(Records from a collection)

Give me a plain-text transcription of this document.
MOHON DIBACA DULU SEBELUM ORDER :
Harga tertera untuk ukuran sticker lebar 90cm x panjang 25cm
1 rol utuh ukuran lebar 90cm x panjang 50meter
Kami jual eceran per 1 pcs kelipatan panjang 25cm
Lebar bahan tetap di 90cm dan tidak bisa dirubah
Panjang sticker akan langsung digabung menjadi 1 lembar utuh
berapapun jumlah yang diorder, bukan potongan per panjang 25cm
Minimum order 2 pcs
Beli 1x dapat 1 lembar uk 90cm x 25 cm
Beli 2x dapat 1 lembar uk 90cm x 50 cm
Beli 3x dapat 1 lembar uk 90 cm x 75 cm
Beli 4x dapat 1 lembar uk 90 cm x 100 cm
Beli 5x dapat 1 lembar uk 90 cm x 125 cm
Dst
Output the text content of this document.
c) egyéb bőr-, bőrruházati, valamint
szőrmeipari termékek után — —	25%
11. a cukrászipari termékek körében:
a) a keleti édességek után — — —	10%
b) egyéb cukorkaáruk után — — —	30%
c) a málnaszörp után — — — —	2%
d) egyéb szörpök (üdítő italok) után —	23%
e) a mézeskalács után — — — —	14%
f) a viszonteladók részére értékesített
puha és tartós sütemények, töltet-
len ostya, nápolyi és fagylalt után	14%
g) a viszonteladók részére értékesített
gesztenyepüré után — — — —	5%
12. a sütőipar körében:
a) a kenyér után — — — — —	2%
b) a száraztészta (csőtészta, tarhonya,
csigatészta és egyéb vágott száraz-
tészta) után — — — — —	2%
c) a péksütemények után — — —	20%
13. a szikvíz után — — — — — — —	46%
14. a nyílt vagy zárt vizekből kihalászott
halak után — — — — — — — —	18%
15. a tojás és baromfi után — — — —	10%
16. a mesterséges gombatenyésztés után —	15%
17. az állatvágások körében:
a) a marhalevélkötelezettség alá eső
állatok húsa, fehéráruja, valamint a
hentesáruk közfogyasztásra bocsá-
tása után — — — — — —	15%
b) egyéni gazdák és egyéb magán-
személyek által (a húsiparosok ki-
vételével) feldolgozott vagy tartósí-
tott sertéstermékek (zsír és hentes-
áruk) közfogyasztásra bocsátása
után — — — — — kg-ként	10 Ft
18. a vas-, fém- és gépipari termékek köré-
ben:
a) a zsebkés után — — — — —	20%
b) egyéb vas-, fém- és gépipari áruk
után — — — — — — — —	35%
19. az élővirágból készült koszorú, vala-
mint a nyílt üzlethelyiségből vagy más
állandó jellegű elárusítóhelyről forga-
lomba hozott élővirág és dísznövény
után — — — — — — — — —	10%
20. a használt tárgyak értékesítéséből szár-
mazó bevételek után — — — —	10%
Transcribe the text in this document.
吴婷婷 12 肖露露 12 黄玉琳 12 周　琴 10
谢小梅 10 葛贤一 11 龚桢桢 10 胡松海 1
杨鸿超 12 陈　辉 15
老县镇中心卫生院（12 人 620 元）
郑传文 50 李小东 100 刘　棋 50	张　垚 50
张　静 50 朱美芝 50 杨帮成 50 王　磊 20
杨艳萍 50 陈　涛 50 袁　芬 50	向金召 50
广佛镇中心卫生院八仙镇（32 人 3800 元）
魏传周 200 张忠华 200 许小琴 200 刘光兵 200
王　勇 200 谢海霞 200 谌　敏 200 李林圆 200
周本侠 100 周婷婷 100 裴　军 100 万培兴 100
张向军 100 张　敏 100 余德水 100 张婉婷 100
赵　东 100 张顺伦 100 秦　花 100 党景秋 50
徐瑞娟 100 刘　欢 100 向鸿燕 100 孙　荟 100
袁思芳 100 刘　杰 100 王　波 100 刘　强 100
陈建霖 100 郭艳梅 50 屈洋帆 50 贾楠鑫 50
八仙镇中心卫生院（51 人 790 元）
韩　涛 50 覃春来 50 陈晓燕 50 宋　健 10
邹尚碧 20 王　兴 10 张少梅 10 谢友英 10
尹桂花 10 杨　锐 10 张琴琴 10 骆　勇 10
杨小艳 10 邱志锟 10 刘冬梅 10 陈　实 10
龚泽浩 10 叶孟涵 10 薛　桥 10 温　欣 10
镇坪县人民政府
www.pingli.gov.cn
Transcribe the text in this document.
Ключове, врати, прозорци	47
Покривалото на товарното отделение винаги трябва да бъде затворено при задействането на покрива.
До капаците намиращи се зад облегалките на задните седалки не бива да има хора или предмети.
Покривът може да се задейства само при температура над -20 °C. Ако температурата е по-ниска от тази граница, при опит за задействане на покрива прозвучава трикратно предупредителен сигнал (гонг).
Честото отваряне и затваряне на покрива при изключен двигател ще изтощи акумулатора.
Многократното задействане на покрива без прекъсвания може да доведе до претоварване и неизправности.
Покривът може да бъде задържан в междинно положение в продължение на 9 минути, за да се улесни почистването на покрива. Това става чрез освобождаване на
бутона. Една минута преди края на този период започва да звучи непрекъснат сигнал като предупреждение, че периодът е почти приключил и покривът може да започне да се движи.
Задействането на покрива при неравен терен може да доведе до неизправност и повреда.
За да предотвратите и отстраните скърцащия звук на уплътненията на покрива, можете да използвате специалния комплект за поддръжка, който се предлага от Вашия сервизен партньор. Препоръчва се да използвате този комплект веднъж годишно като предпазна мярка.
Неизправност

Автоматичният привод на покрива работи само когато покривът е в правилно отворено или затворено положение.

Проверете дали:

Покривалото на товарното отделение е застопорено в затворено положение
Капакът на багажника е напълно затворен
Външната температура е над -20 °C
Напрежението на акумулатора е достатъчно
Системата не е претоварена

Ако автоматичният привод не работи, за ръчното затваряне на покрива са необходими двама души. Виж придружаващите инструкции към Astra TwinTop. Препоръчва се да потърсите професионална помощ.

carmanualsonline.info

- **Short exercise**
Find all lines holding the string "vagy" and copy them.

- **The solution**
14. a nyílt vagy zárt vizekből kihalászott
vételével) feldolgozott vagy tartósí-
mint a nyílt üzlethelyiségből vagy más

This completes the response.